*WHAT YOU NEED TO DO*. Return each line that holds the word "document".

[START]

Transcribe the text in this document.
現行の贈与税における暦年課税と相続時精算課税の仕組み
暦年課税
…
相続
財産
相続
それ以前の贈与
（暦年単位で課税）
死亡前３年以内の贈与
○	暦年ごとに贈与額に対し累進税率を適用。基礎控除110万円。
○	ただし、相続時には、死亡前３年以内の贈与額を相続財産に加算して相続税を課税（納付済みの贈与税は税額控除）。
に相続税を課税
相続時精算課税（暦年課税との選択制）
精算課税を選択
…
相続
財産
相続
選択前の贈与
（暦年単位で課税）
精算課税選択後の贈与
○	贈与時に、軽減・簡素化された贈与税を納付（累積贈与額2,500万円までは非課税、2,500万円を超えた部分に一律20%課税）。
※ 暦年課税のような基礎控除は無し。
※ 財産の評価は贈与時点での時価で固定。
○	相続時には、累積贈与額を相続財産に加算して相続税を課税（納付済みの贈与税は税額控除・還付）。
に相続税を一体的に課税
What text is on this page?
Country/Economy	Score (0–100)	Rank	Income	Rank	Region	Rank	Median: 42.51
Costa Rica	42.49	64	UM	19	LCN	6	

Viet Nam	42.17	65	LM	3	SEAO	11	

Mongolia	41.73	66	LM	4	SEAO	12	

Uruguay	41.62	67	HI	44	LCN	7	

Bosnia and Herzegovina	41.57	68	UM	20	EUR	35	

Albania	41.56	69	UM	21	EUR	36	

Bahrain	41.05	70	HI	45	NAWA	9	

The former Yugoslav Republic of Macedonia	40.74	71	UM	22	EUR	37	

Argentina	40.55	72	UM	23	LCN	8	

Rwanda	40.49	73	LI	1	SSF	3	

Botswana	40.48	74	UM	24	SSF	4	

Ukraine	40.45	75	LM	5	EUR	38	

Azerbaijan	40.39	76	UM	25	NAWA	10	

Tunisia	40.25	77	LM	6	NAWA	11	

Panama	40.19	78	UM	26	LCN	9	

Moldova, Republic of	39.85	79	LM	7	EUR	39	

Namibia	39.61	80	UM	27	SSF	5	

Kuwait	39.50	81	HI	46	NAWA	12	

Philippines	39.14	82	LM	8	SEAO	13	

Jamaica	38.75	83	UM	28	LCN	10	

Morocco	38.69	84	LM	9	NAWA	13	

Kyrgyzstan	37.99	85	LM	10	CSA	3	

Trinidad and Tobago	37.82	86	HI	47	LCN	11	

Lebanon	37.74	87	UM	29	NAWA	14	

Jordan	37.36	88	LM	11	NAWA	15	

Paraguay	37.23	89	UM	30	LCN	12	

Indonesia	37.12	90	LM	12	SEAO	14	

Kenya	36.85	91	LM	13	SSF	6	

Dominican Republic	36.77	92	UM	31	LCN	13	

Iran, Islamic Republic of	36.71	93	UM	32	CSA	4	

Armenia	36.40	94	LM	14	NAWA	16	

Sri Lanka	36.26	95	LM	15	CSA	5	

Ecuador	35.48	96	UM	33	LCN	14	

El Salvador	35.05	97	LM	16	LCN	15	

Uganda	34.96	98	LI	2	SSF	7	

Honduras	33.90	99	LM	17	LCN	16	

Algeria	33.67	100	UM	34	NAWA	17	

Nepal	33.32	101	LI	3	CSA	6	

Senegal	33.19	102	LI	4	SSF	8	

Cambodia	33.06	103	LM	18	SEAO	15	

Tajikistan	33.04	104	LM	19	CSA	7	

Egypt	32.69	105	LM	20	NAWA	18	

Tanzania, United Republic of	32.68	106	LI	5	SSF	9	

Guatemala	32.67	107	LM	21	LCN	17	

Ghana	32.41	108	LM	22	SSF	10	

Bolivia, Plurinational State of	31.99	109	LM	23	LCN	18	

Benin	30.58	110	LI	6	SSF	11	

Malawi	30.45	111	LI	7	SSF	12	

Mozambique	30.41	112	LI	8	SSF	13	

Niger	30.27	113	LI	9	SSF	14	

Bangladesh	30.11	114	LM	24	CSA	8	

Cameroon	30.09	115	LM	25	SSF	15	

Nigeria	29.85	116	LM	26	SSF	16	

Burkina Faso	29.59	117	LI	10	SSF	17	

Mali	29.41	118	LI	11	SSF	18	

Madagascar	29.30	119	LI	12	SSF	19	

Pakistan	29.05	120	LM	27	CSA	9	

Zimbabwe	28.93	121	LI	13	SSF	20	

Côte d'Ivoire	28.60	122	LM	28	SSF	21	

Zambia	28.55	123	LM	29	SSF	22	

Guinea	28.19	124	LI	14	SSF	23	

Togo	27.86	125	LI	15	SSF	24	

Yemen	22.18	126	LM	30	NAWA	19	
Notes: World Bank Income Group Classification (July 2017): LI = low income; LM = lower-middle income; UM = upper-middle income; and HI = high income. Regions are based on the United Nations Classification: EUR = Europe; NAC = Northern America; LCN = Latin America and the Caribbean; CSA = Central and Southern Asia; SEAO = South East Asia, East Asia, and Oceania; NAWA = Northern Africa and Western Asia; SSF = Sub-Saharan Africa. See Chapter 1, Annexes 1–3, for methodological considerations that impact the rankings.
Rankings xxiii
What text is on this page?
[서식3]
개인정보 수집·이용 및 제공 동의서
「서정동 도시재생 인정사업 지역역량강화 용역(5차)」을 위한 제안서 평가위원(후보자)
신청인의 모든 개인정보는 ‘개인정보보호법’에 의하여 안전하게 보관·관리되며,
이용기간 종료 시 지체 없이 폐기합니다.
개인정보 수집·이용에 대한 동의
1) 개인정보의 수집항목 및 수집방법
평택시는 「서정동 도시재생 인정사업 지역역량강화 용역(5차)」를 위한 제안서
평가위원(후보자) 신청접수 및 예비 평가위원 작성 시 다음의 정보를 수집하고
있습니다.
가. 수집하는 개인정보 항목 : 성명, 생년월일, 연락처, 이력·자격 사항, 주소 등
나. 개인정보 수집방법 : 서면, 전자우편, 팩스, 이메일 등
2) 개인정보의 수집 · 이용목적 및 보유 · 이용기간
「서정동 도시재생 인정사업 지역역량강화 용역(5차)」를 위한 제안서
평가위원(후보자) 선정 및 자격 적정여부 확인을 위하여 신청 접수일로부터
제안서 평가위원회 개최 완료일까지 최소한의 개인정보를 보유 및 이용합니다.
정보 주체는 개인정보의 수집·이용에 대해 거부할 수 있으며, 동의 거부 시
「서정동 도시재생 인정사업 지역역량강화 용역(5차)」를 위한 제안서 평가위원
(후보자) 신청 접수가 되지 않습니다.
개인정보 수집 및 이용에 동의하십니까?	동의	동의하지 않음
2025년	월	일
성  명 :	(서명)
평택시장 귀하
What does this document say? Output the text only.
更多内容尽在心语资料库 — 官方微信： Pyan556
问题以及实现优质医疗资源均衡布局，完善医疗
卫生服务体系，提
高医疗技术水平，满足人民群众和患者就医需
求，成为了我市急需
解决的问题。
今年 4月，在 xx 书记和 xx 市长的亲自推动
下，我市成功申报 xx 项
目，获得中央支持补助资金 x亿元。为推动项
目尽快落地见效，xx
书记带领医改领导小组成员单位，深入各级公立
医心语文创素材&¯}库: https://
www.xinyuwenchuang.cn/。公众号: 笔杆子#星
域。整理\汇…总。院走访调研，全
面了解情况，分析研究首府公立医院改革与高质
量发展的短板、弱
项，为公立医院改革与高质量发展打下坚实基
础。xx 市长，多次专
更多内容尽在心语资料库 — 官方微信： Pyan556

[END]

*CORRECT RESULT*.
Transcribe the text in this document.
What does this document say? Output the text only.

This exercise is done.